§ **Stored items from a collection**:
• • • •

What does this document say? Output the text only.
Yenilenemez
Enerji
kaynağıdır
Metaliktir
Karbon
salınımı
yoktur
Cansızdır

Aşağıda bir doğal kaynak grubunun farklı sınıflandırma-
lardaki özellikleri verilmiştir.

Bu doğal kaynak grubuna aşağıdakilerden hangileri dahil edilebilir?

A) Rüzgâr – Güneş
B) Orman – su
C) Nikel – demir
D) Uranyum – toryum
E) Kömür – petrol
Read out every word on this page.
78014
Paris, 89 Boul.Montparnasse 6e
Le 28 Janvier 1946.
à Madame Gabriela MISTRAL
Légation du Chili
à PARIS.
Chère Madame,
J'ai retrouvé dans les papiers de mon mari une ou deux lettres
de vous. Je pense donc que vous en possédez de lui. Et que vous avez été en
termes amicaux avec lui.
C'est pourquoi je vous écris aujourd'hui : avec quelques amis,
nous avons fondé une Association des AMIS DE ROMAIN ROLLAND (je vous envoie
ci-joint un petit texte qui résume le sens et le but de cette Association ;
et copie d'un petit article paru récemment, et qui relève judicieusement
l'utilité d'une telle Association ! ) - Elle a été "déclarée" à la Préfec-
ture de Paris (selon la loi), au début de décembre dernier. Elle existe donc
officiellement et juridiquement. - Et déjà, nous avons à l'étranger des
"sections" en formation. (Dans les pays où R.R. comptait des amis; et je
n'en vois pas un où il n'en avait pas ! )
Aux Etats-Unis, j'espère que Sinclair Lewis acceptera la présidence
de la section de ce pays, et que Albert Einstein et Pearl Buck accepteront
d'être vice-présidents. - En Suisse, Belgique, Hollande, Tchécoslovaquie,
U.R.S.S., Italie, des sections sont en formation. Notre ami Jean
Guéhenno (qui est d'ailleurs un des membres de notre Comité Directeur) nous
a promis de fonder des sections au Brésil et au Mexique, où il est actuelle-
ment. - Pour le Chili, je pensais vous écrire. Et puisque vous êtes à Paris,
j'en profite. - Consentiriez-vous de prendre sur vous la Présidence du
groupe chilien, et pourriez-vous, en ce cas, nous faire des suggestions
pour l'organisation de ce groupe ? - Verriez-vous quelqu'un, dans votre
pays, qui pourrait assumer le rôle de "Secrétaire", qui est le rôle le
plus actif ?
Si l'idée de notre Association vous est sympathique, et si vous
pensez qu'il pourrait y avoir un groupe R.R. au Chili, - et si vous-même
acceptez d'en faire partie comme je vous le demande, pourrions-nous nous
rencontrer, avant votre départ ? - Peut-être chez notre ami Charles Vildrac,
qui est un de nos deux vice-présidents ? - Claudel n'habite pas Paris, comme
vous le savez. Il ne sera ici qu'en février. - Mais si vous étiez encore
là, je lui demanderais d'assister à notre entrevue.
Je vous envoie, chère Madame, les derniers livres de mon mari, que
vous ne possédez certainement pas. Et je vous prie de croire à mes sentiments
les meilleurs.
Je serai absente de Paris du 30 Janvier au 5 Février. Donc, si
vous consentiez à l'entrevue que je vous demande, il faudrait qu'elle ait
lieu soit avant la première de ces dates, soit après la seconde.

• • • •

§ **PROBLEM DESCRIPTION**:
Return all the data exactly as given.

§ **OUTPUT**:
What does this document say? Output the text only.
Yenilenemez
Enerji
kaynağıdır
Metaliktir
Karbon
salınımı
yoktur
Cansızdır

Aşağıda bir doğal kaynak grubunun farklı sınıflandırma-
lardaki özellikleri verilmiştir.

Bu doğal kaynak grubuna aşağıdakilerden hangileri dahil edilebilir?

A) Rüzgâr – Güneş
B) Orman – su
C) Nikel – demir
D) Uranyum – toryum
E) Kömür – petrol
Read out every word on this page.
78014
Paris, 89 Boul.Montparnasse 6e
Le 28 Janvier 1946.
à Madame Gabriela MISTRAL
Légation du Chili
à PARIS.
Chère Madame,
J'ai retrouvé dans les papiers de mon mari une ou deux lettres
de vous. Je pense donc que vous en possédez de lui. Et que vous avez été en
termes amicaux avec lui.
C'est pourquoi je vous écris aujourd'hui : avec quelques amis,
nous avons fondé une Association des AMIS DE ROMAIN ROLLAND (je vous envoie
ci-joint un petit texte qui résume le sens et le but de cette Association ;
et copie d'un petit article paru récemment, et qui relève judicieusement
l'utilité d'une telle Association ! ) - Elle a été "déclarée" à la Préfec-
ture de Paris (selon la loi), au début de décembre dernier. Elle existe donc
officiellement et juridiquement. - Et déjà, nous avons à l'étranger des
"sections" en formation. (Dans les pays où R.R. comptait des amis; et je
n'en vois pas un où il n'en avait pas ! )
Aux Etats-Unis, j'espère que Sinclair Lewis acceptera la présidence
de la section de ce pays, et que Albert Einstein et Pearl Buck accepteront
d'être vice-présidents. - En Suisse, Belgique, Hollande, Tchécoslovaquie,
U.R.S.S., Italie, des sections sont en formation. Notre ami Jean
Guéhenno (qui est d'ailleurs un des membres de notre Comité Directeur) nous
a promis de fonder des sections au Brésil et au Mexique, où il est actuelle-
ment. - Pour le Chili, je pensais vous écrire. Et puisque vous êtes à Paris,
j'en profite. - Consentiriez-vous de prendre sur vous la Présidence du
groupe chilien, et pourriez-vous, en ce cas, nous faire des suggestions
pour l'organisation de ce groupe ? - Verriez-vous quelqu'un, dans votre
pays, qui pourrait assumer le rôle de "Secrétaire", qui est le rôle le
plus actif ?
Si l'idée de notre Association vous est sympathique, et si vous
pensez qu'il pourrait y avoir un groupe R.R. au Chili, - et si vous-même
acceptez d'en faire partie comme je vous le demande, pourrions-nous nous
rencontrer, avant votre départ ? - Peut-être chez notre ami Charles Vildrac,
qui est un de nos deux vice-présidents ? - Claudel n'habite pas Paris, comme
vous le savez. Il ne sera ici qu'en février. - Mais si vous étiez encore
là, je lui demanderais d'assister à notre entrevue.
Je vous envoie, chère Madame, les derniers livres de mon mari, que
vous ne possédez certainement pas. Et je vous prie de croire à mes sentiments
les meilleurs.
Je serai absente de Paris du 30 Janvier au 5 Février. Donc, si
vous consentiez à l'entrevue que je vous demande, il faudrait qu'elle ait
lieu soit avant la première de ces dates, soit après la seconde.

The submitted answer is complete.